- _THE EXERCISE_:
Omit the images, then output each of the records below exactly.

start DATA LISTING

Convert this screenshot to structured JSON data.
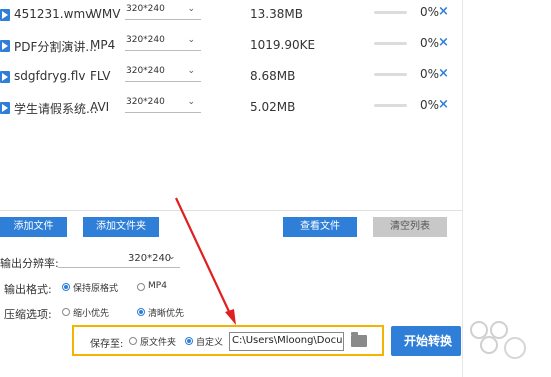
{
  "files": [
    {
      "name": "451231.wmv",
      "format": "WMV",
      "resolution": "320*240",
      "size": "13.38MB",
      "percent": "0%"
    },
    {
      "name": "PDF分割演讲...",
      "format": "MP4",
      "resolution": "320*240",
      "size": "1019.90KE",
      "percent": "0%"
    },
    {
      "name": "sdgfdryg.flv",
      "format": "FLV",
      "resolution": "320*240",
      "size": "8.68MB",
      "percent": "0%"
    },
    {
      "name": "学生请假系统...",
      "format": "AVI",
      "resolution": "320*240",
      "size": "5.02MB",
      "percent": "0%"
    }
  ],
  "icons": {
    "remove": "×",
    "caret": "⌄"
  },
  "toolbar": {
    "add_file": "添加文件",
    "add_folder": "添加文件夹",
    "view_files": "查看文件",
    "clear_list": "清空列表"
  },
  "settings": {
    "resolution_label": "输出分辨率:",
    "resolution_value": "320*240",
    "format_label": "输出格式:",
    "format_keep": "保持原格式",
    "format_mp4": "MP4",
    "compress_label": "压缩选项:",
    "compress_small": "缩小优先",
    "compress_clear": "清晰优先"
  },
  "save": {
    "label": "保存至:",
    "original_folder": "原文件夹",
    "custom": "自定义",
    "path": "C:\\Users\\Mloong\\Documents"
  },
  "start_button": "开始转换",
  "colors": {
    "accent": "#2f7fd8",
    "highlight": "#f2b400",
    "arrow": "#e02020"
  }
}
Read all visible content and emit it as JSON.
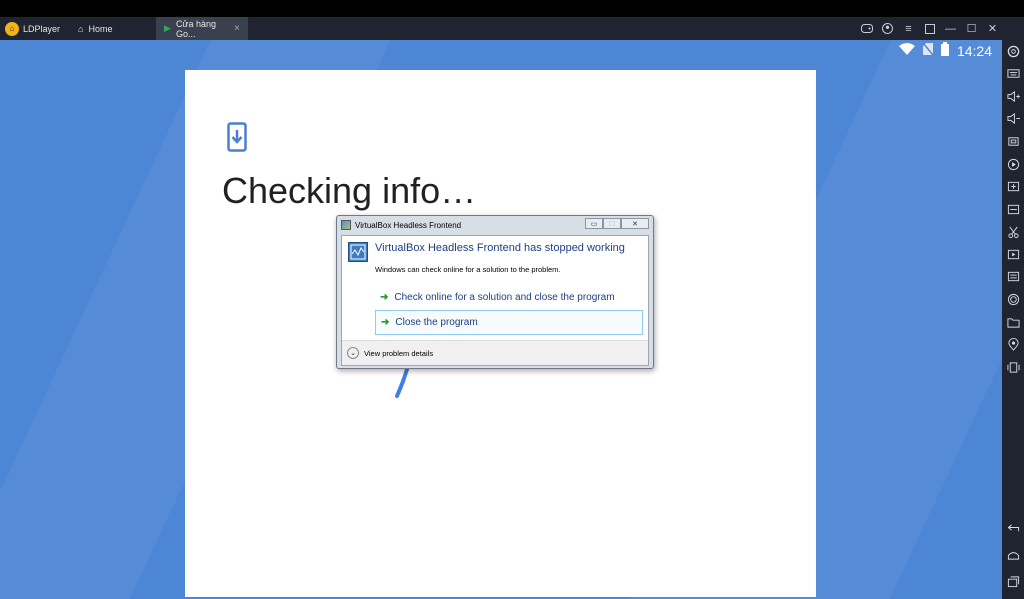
{
  "window": {
    "app_name": "LDPlayer",
    "tabs": [
      {
        "label": "Home",
        "icon": "home-icon"
      },
      {
        "label": "Cửa hàng Go...",
        "icon": "play-store-icon"
      }
    ],
    "controls": [
      "gamepad-icon",
      "account-icon",
      "menu-icon",
      "fullscreen-icon",
      "minimize-icon",
      "maximize-icon",
      "close-icon",
      "collapse-sidebar-icon"
    ]
  },
  "statusbar": {
    "time": "14:24",
    "icons": [
      "wifi-icon",
      "no-sim-icon",
      "battery-icon"
    ]
  },
  "screen": {
    "title": "Checking info…",
    "icon": "phone-download-icon"
  },
  "dialog": {
    "title": "VirtualBox Headless Frontend",
    "heading": "VirtualBox Headless Frontend has stopped working",
    "message": "Windows can check online for a solution to the problem.",
    "options": [
      "Check online for a solution and close the program",
      "Close the program"
    ],
    "details_label": "View problem details"
  },
  "sidebar": {
    "items": [
      "settings-icon",
      "keyboard-icon",
      "volume-up-icon",
      "volume-down-icon",
      "screenshot-icon",
      "record-icon",
      "add-apk-icon",
      "resolution-icon",
      "scissors-icon",
      "video-icon",
      "sync-icon",
      "rotate-icon",
      "folder-icon",
      "location-icon",
      "shake-icon",
      "back-icon",
      "home-icon",
      "recent-apps-icon"
    ]
  },
  "colors": {
    "background": "#4d86d5",
    "titlebar": "#1f2430",
    "dialog_heading": "#1e3f82",
    "logo": "#f2b21b"
  }
}
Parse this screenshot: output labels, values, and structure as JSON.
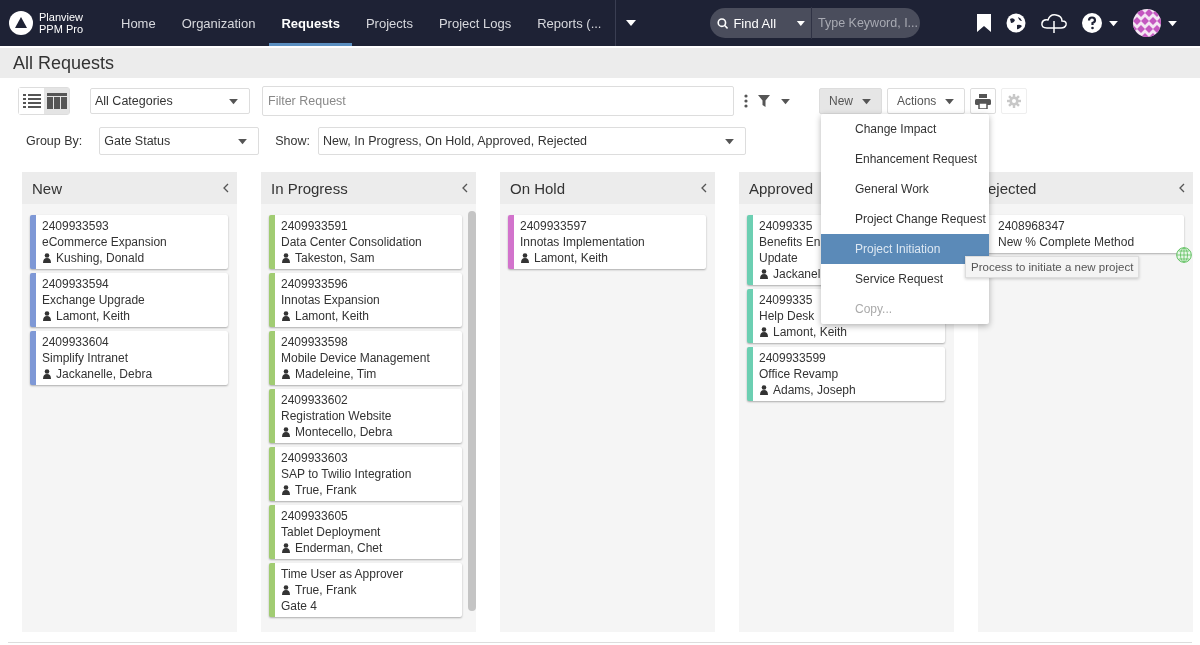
{
  "nav": {
    "brand_line1": "Planview",
    "brand_line2": "PPM Pro",
    "items": [
      {
        "label": "Home",
        "selected": false
      },
      {
        "label": "Organization",
        "selected": false
      },
      {
        "label": "Requests",
        "selected": true
      },
      {
        "label": "Projects",
        "selected": false
      },
      {
        "label": "Project Logs",
        "selected": false
      },
      {
        "label": "Reports (...",
        "selected": false
      }
    ],
    "search": {
      "scope": "Find All",
      "placeholder": "Type Keyword, I..."
    }
  },
  "page_title": "All Requests",
  "toolbar": {
    "views": [
      {
        "kind": "list",
        "selected": false
      },
      {
        "kind": "board",
        "selected": true
      }
    ],
    "category": "All Categories",
    "filter": {
      "placeholder": "Filter Request"
    },
    "new_button": "New",
    "new_open": true,
    "actions_button": "Actions",
    "settings_disabled": true
  },
  "group_row": {
    "group_label": "Group By:",
    "group_value": "Gate Status",
    "show_label": "Show:",
    "show_value": "New, In Progress, On Hold, Approved, Rejected"
  },
  "columns": [
    {
      "title": "New",
      "color": "#7e98d6",
      "scrollbar": false,
      "cards": [
        {
          "id": "2409933593",
          "title": "eCommerce Expansion",
          "person": "Kushing, Donald"
        },
        {
          "id": "2409933594",
          "title": "Exchange Upgrade",
          "person": "Lamont, Keith"
        },
        {
          "id": "2409933604",
          "title": "Simplify Intranet",
          "person": "Jackanelle, Debra"
        }
      ]
    },
    {
      "title": "In Progress",
      "color": "#a1cc72",
      "scrollbar": true,
      "cards": [
        {
          "id": "2409933591",
          "title": "Data Center Consolidation",
          "person": "Takeston, Sam"
        },
        {
          "id": "2409933596",
          "title": "Innotas Expansion",
          "person": "Lamont, Keith"
        },
        {
          "id": "2409933598",
          "title": "Mobile Device Management",
          "person": "Madeleine, Tim"
        },
        {
          "id": "2409933602",
          "title": "Registration Website",
          "person": "Montecello, Debra"
        },
        {
          "id": "2409933603",
          "title": "SAP to Twilio Integration",
          "person": "True, Frank"
        },
        {
          "id": "2409933605",
          "title": "Tablet Deployment",
          "person": "Enderman, Chet"
        },
        {
          "title": "Time User as Approver",
          "person": "True, Frank",
          "extra": "Gate 4"
        }
      ]
    },
    {
      "title": "On Hold",
      "color": "#d273cc",
      "scrollbar": false,
      "cards": [
        {
          "id": "2409933597",
          "title": "Innotas Implementation",
          "person": "Lamont, Keith"
        }
      ]
    },
    {
      "title": "Approved",
      "color": "#6ccfb2",
      "scrollbar": false,
      "cards": [
        {
          "id": "24099335",
          "title": "Benefits En",
          "title_line2": "Update",
          "person": "Jackanel"
        },
        {
          "id": "24099335",
          "title": "Help Desk",
          "person": "Lamont, Keith"
        },
        {
          "id": "2409933599",
          "title": "Office Revamp",
          "person": "Adams, Joseph"
        }
      ]
    },
    {
      "title": "ejected",
      "color": "#ffffff",
      "scrollbar": false,
      "cards": [
        {
          "id": "2408968347",
          "title": "New % Complete Method",
          "badge": true
        }
      ]
    }
  ],
  "new_menu": {
    "items": [
      {
        "label": "Change Impact",
        "selected": false,
        "disabled": false
      },
      {
        "label": "Enhancement Request",
        "selected": false,
        "disabled": false
      },
      {
        "label": "General Work",
        "selected": false,
        "disabled": false
      },
      {
        "label": "Project Change Request",
        "selected": false,
        "disabled": false
      },
      {
        "label": "Project Initiation",
        "selected": true,
        "disabled": false
      },
      {
        "label": "Service Request",
        "selected": false,
        "disabled": false
      },
      {
        "label": "Copy...",
        "selected": false,
        "disabled": true
      }
    ]
  },
  "tooltip": "Process to initiate a new project"
}
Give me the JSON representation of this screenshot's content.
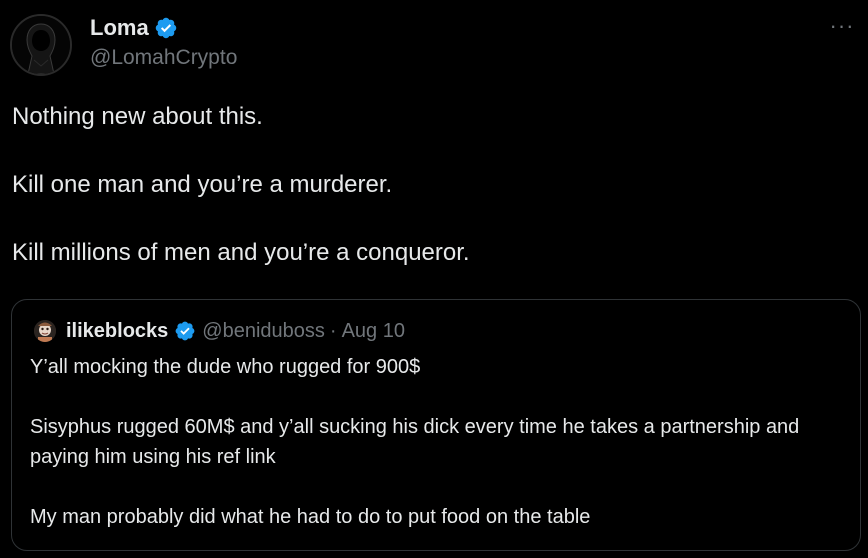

end DATA LISTING

- _RESPONSE TO THIS EXERCISE_:
Convert this screenshot to structured JSON data.
{
  "files": [
    {
      "name": "451231.wmv",
      "format": "WMV",
      "resolution": "320*240",
      "size": "13.38MB",
      "percent": "0%"
    },
    {
      "name": "PDF分割演讲...",
      "format": "MP4",
      "resolution": "320*240",
      "size": "1019.90KE",
      "percent": "0%"
    },
    {
      "name": "sdgfdryg.flv",
      "format": "FLV",
      "resolution": "320*240",
      "size": "8.68MB",
      "percent": "0%"
    },
    {
      "name": "学生请假系统...",
      "format": "AVI",
      "resolution": "320*240",
      "size": "5.02MB",
      "percent": "0%"
    }
  ],
  "icons": {
    "remove": "×",
    "caret": "⌄"
  },
  "toolbar": {
    "add_file": "添加文件",
    "add_folder": "添加文件夹",
    "view_files": "查看文件",
    "clear_list": "清空列表"
  },
  "settings": {
    "resolution_label": "输出分辨率:",
    "resolution_value": "320*240",
    "format_label": "输出格式:",
    "format_keep": "保持原格式",
    "format_mp4": "MP4",
    "compress_label": "压缩选项:",
    "compress_small": "缩小优先",
    "compress_clear": "清晰优先"
  },
  "save": {
    "label": "保存至:",
    "original_folder": "原文件夹",
    "custom": "自定义",
    "path": "C:\\Users\\Mloong\\Documents"
  },
  "start_button": "开始转换",
  "colors": {
    "accent": "#2f7fd8",
    "highlight": "#f2b400",
    "arrow": "#e02020"
  }
}
Read all visible content and emit it as JSON.
{
  "window": {
    "app_name": "LDPlayer",
    "tabs": [
      {
        "label": "Home",
        "icon": "home-icon"
      },
      {
        "label": "Cửa hàng Go...",
        "icon": "play-store-icon"
      }
    ],
    "controls": [
      "gamepad-icon",
      "account-icon",
      "menu-icon",
      "fullscreen-icon",
      "minimize-icon",
      "maximize-icon",
      "close-icon",
      "collapse-sidebar-icon"
    ]
  },
  "statusbar": {
    "time": "14:24",
    "icons": [
      "wifi-icon",
      "no-sim-icon",
      "battery-icon"
    ]
  },
  "screen": {
    "title": "Checking info…",
    "icon": "phone-download-icon"
  },
  "dialog": {
    "title": "VirtualBox Headless Frontend",
    "heading": "VirtualBox Headless Frontend has stopped working",
    "message": "Windows can check online for a solution to the problem.",
    "options": [
      "Check online for a solution and close the program",
      "Close the program"
    ],
    "details_label": "View problem details"
  },
  "sidebar": {
    "items": [
      "settings-icon",
      "keyboard-icon",
      "volume-up-icon",
      "volume-down-icon",
      "screenshot-icon",
      "record-icon",
      "add-apk-icon",
      "resolution-icon",
      "scissors-icon",
      "video-icon",
      "sync-icon",
      "rotate-icon",
      "folder-icon",
      "location-icon",
      "shake-icon",
      "back-icon",
      "home-icon",
      "recent-apps-icon"
    ]
  },
  "colors": {
    "background": "#4d86d5",
    "titlebar": "#1f2430",
    "dialog_heading": "#1e3f82",
    "logo": "#f2b21b"
  }
}
Parse this screenshot: output labels, values, and structure as JSON.
{
  "nav": {
    "brand_line1": "Planview",
    "brand_line2": "PPM Pro",
    "items": [
      {
        "label": "Home",
        "selected": false
      },
      {
        "label": "Organization",
        "selected": false
      },
      {
        "label": "Requests",
        "selected": true
      },
      {
        "label": "Projects",
        "selected": false
      },
      {
        "label": "Project Logs",
        "selected": false
      },
      {
        "label": "Reports (...",
        "selected": false
      }
    ],
    "search": {
      "scope": "Find All",
      "placeholder": "Type Keyword, I..."
    }
  },
  "page_title": "All Requests",
  "toolbar": {
    "views": [
      {
        "kind": "list",
        "selected": false
      },
      {
        "kind": "board",
        "selected": true
      }
    ],
    "category": "All Categories",
    "filter": {
      "placeholder": "Filter Request"
    },
    "new_button": "New",
    "new_open": true,
    "actions_button": "Actions",
    "settings_disabled": true
  },
  "group_row": {
    "group_label": "Group By:",
    "group_value": "Gate Status",
    "show_label": "Show:",
    "show_value": "New, In Progress, On Hold, Approved, Rejected"
  },
  "columns": [
    {
      "title": "New",
      "color": "#7e98d6",
      "scrollbar": false,
      "cards": [
        {
          "id": "2409933593",
          "title": "eCommerce Expansion",
          "person": "Kushing, Donald"
        },
        {
          "id": "2409933594",
          "title": "Exchange Upgrade",
          "person": "Lamont, Keith"
        },
        {
          "id": "2409933604",
          "title": "Simplify Intranet",
          "person": "Jackanelle, Debra"
        }
      ]
    },
    {
      "title": "In Progress",
      "color": "#a1cc72",
      "scrollbar": true,
      "cards": [
        {
          "id": "2409933591",
          "title": "Data Center Consolidation",
          "person": "Takeston, Sam"
        },
        {
          "id": "2409933596",
          "title": "Innotas Expansion",
          "person": "Lamont, Keith"
        },
        {
          "id": "2409933598",
          "title": "Mobile Device Management",
          "person": "Madeleine, Tim"
        },
        {
          "id": "2409933602",
          "title": "Registration Website",
          "person": "Montecello, Debra"
        },
        {
          "id": "2409933603",
          "title": "SAP to Twilio Integration",
          "person": "True, Frank"
        },
        {
          "id": "2409933605",
          "title": "Tablet Deployment",
          "person": "Enderman, Chet"
        },
        {
          "title": "Time User as Approver",
          "person": "True, Frank",
          "extra": "Gate 4"
        }
      ]
    },
    {
      "title": "On Hold",
      "color": "#d273cc",
      "scrollbar": false,
      "cards": [
        {
          "id": "2409933597",
          "title": "Innotas Implementation",
          "person": "Lamont, Keith"
        }
      ]
    },
    {
      "title": "Approved",
      "color": "#6ccfb2",
      "scrollbar": false,
      "cards": [
        {
          "id": "24099335",
          "title": "Benefits En",
          "title_line2": "Update",
          "person": "Jackanel"
        },
        {
          "id": "24099335",
          "title": "Help Desk",
          "person": "Lamont, Keith"
        },
        {
          "id": "2409933599",
          "title": "Office Revamp",
          "person": "Adams, Joseph"
        }
      ]
    },
    {
      "title": "ejected",
      "color": "#ffffff",
      "scrollbar": false,
      "cards": [
        {
          "id": "2408968347",
          "title": "New % Complete Method",
          "badge": true
        }
      ]
    }
  ],
  "new_menu": {
    "items": [
      {
        "label": "Change Impact",
        "selected": false,
        "disabled": false
      },
      {
        "label": "Enhancement Request",
        "selected": false,
        "disabled": false
      },
      {
        "label": "General Work",
        "selected": false,
        "disabled": false
      },
      {
        "label": "Project Change Request",
        "selected": false,
        "disabled": false
      },
      {
        "label": "Project Initiation",
        "selected": true,
        "disabled": false
      },
      {
        "label": "Service Request",
        "selected": false,
        "disabled": false
      },
      {
        "label": "Copy...",
        "selected": false,
        "disabled": true
      }
    ]
  },
  "tooltip": "Process to initiate a new project"
}
Give me the JSON representation of this screenshot's content.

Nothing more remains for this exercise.